SOURCE RECORDS:
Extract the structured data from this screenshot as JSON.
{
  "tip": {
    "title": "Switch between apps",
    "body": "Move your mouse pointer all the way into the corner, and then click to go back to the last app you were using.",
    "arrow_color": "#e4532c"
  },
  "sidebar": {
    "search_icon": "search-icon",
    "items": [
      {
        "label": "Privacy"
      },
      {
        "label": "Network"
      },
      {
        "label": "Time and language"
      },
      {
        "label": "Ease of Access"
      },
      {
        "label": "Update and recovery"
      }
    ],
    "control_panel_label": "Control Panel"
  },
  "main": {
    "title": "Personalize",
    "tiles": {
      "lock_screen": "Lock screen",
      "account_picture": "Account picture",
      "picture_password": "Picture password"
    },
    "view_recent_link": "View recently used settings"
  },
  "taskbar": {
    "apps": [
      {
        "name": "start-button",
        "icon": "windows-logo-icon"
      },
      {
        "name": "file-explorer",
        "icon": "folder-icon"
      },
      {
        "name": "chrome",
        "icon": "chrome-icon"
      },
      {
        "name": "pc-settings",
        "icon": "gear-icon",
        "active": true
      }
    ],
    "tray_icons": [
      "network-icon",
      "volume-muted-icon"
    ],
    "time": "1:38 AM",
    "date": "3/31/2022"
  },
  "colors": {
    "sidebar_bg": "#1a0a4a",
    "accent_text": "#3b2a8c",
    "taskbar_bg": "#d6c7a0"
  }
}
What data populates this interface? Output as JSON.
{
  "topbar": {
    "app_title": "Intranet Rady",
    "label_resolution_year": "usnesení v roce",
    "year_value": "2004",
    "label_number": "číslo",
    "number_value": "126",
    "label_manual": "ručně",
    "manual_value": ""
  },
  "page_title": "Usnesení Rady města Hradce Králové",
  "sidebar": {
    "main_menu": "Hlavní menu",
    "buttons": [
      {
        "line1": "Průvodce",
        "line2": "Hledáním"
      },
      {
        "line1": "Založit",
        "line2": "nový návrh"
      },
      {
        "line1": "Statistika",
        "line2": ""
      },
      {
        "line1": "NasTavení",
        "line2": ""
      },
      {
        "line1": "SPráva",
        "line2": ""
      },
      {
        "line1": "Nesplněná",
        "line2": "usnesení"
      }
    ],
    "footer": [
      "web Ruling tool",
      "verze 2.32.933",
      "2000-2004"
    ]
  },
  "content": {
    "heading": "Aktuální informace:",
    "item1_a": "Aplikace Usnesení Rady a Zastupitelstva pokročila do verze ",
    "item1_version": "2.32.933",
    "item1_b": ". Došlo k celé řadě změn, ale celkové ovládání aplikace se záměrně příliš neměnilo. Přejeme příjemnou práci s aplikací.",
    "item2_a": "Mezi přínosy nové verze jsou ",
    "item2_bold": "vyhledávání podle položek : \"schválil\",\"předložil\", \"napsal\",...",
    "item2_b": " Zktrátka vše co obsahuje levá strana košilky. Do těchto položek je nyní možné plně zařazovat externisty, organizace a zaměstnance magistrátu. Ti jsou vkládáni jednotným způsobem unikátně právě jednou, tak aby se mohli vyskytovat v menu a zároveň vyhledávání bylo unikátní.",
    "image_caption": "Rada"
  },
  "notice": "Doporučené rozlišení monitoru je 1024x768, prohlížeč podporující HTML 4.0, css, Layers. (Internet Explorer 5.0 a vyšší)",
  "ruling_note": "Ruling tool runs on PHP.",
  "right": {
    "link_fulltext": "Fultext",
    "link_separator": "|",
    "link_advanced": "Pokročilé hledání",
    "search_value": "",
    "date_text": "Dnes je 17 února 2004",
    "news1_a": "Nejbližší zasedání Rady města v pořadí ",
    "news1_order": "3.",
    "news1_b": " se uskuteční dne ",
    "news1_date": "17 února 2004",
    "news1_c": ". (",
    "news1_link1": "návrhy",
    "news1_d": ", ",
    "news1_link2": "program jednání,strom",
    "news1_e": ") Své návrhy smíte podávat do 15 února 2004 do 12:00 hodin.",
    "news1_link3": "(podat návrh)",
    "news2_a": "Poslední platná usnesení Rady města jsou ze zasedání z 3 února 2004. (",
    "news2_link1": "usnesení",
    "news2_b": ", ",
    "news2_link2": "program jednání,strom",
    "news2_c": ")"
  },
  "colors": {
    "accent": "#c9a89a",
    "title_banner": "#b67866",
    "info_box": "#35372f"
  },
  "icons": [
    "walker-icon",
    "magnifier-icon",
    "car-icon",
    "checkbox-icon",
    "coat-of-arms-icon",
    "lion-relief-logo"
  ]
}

TASK INSTRUCTIONS: Please restate the whole listing word for word.

FULL OUTPUT:
Extract the structured data from this screenshot as JSON.
{
  "tip": {
    "title": "Switch between apps",
    "body": "Move your mouse pointer all the way into the corner, and then click to go back to the last app you were using.",
    "arrow_color": "#e4532c"
  },
  "sidebar": {
    "search_icon": "search-icon",
    "items": [
      {
        "label": "Privacy"
      },
      {
        "label": "Network"
      },
      {
        "label": "Time and language"
      },
      {
        "label": "Ease of Access"
      },
      {
        "label": "Update and recovery"
      }
    ],
    "control_panel_label": "Control Panel"
  },
  "main": {
    "title": "Personalize",
    "tiles": {
      "lock_screen": "Lock screen",
      "account_picture": "Account picture",
      "picture_password": "Picture password"
    },
    "view_recent_link": "View recently used settings"
  },
  "taskbar": {
    "apps": [
      {
        "name": "start-button",
        "icon": "windows-logo-icon"
      },
      {
        "name": "file-explorer",
        "icon": "folder-icon"
      },
      {
        "name": "chrome",
        "icon": "chrome-icon"
      },
      {
        "name": "pc-settings",
        "icon": "gear-icon",
        "active": true
      }
    ],
    "tray_icons": [
      "network-icon",
      "volume-muted-icon"
    ],
    "time": "1:38 AM",
    "date": "3/31/2022"
  },
  "colors": {
    "sidebar_bg": "#1a0a4a",
    "accent_text": "#3b2a8c",
    "taskbar_bg": "#d6c7a0"
  }
}
What data populates this interface? Output as JSON.
{
  "topbar": {
    "app_title": "Intranet Rady",
    "label_resolution_year": "usnesení v roce",
    "year_value": "2004",
    "label_number": "číslo",
    "number_value": "126",
    "label_manual": "ručně",
    "manual_value": ""
  },
  "page_title": "Usnesení Rady města Hradce Králové",
  "sidebar": {
    "main_menu": "Hlavní menu",
    "buttons": [
      {
        "line1": "Průvodce",
        "line2": "Hledáním"
      },
      {
        "line1": "Založit",
        "line2": "nový návrh"
      },
      {
        "line1": "Statistika",
        "line2": ""
      },
      {
        "line1": "NasTavení",
        "line2": ""
      },
      {
        "line1": "SPráva",
        "line2": ""
      },
      {
        "line1": "Nesplněná",
        "line2": "usnesení"
      }
    ],
    "footer": [
      "web Ruling tool",
      "verze 2.32.933",
      "2000-2004"
    ]
  },
  "content": {
    "heading": "Aktuální informace:",
    "item1_a": "Aplikace Usnesení Rady a Zastupitelstva pokročila do verze ",
    "item1_version": "2.32.933",
    "item1_b": ". Došlo k celé řadě změn, ale celkové ovládání aplikace se záměrně příliš neměnilo. Přejeme příjemnou práci s aplikací.",
    "item2_a": "Mezi přínosy nové verze jsou ",
    "item2_bold": "vyhledávání podle položek : \"schválil\",\"předložil\", \"napsal\",...",
    "item2_b": " Zktrátka vše co obsahuje levá strana košilky. Do těchto položek je nyní možné plně zařazovat externisty, organizace a zaměstnance magistrátu. Ti jsou vkládáni jednotným způsobem unikátně právě jednou, tak aby se mohli vyskytovat v menu a zároveň vyhledávání bylo unikátní.",
    "image_caption": "Rada"
  },
  "notice": "Doporučené rozlišení monitoru je 1024x768, prohlížeč podporující HTML 4.0, css, Layers. (Internet Explorer 5.0 a vyšší)",
  "ruling_note": "Ruling tool runs on PHP.",
  "right": {
    "link_fulltext": "Fultext",
    "link_separator": "|",
    "link_advanced": "Pokročilé hledání",
    "search_value": "",
    "date_text": "Dnes je 17 února 2004",
    "news1_a": "Nejbližší zasedání Rady města v pořadí ",
    "news1_order": "3.",
    "news1_b": " se uskuteční dne ",
    "news1_date": "17 února 2004",
    "news1_c": ". (",
    "news1_link1": "návrhy",
    "news1_d": ", ",
    "news1_link2": "program jednání,strom",
    "news1_e": ") Své návrhy smíte podávat do 15 února 2004 do 12:00 hodin.",
    "news1_link3": "(podat návrh)",
    "news2_a": "Poslední platná usnesení Rady města jsou ze zasedání z 3 února 2004. (",
    "news2_link1": "usnesení",
    "news2_b": ", ",
    "news2_link2": "program jednání,strom",
    "news2_c": ")"
  },
  "colors": {
    "accent": "#c9a89a",
    "title_banner": "#b67866",
    "info_box": "#35372f"
  },
  "icons": [
    "walker-icon",
    "magnifier-icon",
    "car-icon",
    "checkbox-icon",
    "coat-of-arms-icon",
    "lion-relief-logo"
  ]
}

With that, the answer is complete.